Items from a dataset
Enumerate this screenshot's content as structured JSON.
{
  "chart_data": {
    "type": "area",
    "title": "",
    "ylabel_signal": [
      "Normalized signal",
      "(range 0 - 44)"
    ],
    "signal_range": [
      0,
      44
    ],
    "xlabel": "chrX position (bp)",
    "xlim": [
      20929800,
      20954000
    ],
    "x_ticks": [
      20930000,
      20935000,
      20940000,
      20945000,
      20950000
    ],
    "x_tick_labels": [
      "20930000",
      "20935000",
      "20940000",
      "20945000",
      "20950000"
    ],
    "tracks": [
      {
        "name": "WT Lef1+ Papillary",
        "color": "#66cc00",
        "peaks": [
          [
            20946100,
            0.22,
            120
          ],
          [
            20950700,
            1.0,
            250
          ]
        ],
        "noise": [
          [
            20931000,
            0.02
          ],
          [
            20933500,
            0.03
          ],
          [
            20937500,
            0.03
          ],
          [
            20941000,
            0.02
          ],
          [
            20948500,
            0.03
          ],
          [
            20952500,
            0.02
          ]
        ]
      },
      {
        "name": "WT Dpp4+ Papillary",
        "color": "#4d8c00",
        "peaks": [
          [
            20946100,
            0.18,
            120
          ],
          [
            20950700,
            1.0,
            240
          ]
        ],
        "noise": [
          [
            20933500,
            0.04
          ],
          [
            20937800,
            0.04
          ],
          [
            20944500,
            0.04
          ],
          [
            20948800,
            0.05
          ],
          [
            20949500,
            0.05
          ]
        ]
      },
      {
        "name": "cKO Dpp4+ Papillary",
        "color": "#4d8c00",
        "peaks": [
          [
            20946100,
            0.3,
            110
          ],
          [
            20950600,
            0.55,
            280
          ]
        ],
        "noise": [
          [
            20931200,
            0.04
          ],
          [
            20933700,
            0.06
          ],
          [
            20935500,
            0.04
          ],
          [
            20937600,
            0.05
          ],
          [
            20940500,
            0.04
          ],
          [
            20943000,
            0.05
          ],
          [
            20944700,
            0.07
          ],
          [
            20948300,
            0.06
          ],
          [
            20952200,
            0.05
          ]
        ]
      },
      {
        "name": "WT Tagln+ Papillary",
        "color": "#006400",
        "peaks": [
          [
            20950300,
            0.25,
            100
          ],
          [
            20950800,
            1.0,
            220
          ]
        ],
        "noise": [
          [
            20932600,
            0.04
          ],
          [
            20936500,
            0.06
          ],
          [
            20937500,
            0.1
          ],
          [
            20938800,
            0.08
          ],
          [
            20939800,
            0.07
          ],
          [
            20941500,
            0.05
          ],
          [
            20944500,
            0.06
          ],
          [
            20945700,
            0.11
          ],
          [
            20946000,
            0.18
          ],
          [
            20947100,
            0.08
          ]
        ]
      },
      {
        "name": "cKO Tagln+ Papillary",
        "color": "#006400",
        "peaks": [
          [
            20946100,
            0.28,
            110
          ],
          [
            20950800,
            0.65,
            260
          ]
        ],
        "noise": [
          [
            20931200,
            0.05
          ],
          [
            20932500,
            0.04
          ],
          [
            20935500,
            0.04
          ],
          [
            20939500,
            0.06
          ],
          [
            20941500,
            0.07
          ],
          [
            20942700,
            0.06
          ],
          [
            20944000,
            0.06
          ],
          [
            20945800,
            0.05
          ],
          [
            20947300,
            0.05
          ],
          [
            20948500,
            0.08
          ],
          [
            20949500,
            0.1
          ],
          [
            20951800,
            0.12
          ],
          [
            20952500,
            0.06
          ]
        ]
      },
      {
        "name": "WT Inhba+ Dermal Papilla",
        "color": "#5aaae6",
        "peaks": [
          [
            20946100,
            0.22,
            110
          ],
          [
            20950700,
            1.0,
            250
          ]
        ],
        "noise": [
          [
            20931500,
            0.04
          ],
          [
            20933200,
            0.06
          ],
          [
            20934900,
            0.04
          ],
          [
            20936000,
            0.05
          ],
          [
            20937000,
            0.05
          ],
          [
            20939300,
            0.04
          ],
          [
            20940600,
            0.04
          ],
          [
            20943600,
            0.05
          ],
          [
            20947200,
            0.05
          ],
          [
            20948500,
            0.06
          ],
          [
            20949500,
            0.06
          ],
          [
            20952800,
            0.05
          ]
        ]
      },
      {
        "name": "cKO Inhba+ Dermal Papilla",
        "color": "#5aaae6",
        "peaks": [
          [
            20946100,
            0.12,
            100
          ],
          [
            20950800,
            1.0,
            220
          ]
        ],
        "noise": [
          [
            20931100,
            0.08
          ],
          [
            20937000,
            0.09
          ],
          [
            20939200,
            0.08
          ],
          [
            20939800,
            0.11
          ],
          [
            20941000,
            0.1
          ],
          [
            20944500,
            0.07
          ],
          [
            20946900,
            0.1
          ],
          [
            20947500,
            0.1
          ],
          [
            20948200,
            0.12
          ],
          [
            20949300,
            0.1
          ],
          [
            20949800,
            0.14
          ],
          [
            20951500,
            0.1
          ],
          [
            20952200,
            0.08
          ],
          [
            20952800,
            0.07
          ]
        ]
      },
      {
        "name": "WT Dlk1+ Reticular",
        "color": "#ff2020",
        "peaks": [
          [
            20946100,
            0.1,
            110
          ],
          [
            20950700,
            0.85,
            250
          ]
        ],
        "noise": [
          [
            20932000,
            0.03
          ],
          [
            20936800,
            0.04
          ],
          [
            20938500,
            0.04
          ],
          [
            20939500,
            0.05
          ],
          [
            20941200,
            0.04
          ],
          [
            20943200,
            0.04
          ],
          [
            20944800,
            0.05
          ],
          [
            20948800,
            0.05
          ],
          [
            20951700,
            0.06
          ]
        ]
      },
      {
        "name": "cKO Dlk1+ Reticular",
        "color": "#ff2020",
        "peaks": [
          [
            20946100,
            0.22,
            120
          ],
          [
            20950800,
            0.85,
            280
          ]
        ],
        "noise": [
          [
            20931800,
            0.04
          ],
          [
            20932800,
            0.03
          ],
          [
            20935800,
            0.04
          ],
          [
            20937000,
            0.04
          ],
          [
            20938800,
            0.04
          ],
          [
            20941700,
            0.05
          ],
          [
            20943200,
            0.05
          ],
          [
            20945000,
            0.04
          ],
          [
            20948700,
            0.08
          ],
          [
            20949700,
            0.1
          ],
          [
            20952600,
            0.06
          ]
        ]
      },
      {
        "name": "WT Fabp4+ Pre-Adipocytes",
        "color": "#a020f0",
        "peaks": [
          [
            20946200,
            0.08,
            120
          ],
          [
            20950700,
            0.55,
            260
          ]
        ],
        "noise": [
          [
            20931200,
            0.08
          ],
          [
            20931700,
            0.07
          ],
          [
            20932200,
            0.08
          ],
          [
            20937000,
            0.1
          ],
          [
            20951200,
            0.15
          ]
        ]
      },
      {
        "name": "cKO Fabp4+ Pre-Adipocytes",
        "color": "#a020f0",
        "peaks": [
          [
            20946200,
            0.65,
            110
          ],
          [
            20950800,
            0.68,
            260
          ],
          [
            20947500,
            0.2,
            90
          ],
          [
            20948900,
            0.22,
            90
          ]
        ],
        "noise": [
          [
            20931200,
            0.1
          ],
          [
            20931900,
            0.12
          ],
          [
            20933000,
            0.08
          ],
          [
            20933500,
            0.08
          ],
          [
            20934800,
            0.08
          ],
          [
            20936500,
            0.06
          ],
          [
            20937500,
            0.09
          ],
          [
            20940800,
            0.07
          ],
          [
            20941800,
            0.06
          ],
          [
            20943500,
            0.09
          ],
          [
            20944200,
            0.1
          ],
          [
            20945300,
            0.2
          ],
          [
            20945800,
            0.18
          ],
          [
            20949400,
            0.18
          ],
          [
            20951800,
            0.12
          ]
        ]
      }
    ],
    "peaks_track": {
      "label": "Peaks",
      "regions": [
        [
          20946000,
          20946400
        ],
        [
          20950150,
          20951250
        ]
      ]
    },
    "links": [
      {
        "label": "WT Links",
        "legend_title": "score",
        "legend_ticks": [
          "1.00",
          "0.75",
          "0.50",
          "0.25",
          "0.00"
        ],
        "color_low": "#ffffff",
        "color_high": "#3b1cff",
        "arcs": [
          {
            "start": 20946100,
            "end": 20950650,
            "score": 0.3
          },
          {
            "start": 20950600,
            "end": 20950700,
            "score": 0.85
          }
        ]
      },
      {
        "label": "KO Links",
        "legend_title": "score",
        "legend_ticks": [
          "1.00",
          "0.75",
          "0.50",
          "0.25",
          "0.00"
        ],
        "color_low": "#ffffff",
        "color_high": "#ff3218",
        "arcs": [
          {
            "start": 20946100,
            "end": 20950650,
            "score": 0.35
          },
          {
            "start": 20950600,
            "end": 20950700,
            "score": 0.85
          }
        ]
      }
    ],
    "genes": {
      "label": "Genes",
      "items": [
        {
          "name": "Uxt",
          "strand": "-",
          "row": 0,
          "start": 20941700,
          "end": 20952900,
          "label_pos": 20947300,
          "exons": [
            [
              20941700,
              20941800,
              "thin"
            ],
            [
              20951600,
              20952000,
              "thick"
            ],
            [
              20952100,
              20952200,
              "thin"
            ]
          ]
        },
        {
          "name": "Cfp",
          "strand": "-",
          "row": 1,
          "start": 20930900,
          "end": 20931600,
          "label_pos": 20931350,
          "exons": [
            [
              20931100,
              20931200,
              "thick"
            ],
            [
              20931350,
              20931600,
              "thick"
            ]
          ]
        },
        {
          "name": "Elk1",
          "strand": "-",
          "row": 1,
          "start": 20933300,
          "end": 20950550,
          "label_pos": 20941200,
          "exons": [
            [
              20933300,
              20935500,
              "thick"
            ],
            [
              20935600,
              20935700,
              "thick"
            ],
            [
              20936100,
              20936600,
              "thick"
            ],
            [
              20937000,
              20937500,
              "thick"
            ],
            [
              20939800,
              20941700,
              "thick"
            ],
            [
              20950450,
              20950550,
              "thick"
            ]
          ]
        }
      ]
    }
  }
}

→ Exercise description:
Report each line in the data that holds the word "start".

→ Reply:
            "start": 20946100,
            "start": 20950600,
            "start": 20946100,
            "start": 20950600,
          "start": 20941700,
          "start": 20930900,
          "start": 20933300,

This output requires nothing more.